State the number of lines that hold the string "will", with nothing added.

** begin EXTRACTED INFORMATION **

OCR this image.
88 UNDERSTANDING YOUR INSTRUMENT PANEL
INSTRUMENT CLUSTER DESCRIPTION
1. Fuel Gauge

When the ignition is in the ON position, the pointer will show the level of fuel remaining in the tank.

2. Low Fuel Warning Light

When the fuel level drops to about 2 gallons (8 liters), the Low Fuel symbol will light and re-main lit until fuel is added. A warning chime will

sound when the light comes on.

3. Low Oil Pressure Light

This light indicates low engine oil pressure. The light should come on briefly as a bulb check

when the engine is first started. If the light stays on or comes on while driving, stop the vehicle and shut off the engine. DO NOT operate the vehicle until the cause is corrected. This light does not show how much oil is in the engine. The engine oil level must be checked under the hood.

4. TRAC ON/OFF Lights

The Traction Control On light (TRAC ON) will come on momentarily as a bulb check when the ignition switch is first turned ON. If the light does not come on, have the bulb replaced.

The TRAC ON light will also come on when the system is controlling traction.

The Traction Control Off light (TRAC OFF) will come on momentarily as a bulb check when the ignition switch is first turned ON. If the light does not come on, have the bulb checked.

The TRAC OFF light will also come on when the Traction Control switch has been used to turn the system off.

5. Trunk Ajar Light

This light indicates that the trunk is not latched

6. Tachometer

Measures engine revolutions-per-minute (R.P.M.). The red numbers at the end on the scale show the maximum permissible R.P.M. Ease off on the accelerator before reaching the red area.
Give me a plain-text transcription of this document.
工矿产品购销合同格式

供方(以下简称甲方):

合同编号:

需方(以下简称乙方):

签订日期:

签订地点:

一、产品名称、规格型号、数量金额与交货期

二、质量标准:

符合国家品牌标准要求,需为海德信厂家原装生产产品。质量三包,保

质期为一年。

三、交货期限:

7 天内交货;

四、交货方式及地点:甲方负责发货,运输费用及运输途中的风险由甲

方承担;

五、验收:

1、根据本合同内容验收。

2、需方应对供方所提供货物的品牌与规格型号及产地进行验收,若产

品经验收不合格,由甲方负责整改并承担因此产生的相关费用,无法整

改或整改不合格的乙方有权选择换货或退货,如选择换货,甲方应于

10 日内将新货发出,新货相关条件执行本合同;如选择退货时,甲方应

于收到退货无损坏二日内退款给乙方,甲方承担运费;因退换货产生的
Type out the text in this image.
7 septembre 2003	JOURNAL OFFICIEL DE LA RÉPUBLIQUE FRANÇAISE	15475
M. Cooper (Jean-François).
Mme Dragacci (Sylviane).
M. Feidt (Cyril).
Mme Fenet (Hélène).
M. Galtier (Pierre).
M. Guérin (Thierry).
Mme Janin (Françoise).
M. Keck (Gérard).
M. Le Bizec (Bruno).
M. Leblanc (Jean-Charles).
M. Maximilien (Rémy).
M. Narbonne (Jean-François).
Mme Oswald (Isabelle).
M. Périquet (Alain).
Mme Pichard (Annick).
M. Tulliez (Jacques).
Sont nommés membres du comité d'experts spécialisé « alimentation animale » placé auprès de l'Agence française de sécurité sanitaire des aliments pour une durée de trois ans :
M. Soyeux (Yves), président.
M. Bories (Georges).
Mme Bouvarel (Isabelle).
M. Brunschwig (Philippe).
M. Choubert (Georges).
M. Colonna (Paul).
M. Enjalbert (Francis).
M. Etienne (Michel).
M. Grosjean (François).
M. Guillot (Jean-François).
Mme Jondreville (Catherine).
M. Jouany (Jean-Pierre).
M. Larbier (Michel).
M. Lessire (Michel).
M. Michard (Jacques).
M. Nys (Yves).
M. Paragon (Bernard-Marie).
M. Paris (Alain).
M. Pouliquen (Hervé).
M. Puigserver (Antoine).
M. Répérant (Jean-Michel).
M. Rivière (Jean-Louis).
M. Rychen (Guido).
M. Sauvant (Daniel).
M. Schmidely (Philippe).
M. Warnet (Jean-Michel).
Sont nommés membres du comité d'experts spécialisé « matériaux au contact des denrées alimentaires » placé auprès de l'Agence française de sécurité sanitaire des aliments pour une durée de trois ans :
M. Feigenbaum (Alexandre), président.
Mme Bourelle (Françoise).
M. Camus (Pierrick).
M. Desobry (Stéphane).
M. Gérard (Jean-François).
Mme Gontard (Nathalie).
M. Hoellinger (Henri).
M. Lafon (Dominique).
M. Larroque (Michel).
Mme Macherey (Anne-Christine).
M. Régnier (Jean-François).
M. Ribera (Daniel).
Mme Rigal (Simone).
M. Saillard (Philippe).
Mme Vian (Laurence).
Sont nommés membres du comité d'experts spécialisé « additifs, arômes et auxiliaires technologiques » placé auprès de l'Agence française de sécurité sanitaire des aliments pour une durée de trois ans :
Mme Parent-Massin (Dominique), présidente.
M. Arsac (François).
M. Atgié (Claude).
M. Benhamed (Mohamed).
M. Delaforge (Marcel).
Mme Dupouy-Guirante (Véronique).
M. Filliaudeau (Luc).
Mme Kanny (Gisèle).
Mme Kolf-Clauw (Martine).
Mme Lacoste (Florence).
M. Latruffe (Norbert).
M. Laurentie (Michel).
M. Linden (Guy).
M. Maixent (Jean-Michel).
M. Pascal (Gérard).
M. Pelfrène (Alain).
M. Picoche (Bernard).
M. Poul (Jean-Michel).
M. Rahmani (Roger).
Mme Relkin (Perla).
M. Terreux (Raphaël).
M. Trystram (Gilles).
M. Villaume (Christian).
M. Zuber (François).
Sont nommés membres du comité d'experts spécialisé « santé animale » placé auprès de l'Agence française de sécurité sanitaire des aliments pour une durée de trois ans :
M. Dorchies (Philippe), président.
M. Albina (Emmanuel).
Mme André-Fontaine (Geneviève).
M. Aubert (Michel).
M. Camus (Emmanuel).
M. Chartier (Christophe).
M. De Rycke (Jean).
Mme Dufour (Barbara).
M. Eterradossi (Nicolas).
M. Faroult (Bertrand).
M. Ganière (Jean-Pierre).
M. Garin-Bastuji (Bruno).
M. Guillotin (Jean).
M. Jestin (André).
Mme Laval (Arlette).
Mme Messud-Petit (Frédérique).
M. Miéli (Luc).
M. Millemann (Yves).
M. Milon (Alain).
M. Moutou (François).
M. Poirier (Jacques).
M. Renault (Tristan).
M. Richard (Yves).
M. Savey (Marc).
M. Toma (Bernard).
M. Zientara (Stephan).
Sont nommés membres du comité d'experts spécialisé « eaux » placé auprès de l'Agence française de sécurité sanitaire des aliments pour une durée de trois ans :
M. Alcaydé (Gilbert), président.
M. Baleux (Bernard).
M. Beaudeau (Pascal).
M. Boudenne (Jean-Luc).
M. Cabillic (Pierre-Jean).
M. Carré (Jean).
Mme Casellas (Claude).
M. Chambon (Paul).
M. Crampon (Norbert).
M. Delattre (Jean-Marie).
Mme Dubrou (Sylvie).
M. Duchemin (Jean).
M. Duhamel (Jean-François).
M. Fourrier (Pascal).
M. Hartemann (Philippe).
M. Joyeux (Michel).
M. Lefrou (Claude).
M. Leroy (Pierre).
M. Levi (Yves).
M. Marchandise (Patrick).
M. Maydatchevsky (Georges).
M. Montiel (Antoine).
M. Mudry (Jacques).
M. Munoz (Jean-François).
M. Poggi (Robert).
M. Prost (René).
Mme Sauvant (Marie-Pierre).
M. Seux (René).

** end EXTRACTED INFORMATION **

FINAL RESULT
6